• The input:
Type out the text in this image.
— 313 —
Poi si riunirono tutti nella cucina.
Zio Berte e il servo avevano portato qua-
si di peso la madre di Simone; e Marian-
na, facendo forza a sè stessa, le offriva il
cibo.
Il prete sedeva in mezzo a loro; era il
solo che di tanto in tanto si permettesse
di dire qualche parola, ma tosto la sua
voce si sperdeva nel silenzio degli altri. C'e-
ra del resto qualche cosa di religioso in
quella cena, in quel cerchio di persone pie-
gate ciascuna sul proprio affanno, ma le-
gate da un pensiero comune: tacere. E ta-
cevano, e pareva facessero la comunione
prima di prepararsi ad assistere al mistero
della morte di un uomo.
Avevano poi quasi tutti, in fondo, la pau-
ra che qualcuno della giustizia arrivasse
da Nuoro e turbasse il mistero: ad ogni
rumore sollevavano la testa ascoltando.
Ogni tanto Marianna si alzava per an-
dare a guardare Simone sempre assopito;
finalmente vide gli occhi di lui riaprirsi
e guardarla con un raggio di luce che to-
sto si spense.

• Goal of the exercise:
Your answer should be a single number: how many lines of the material contain the word "tutti".

• Reply:
2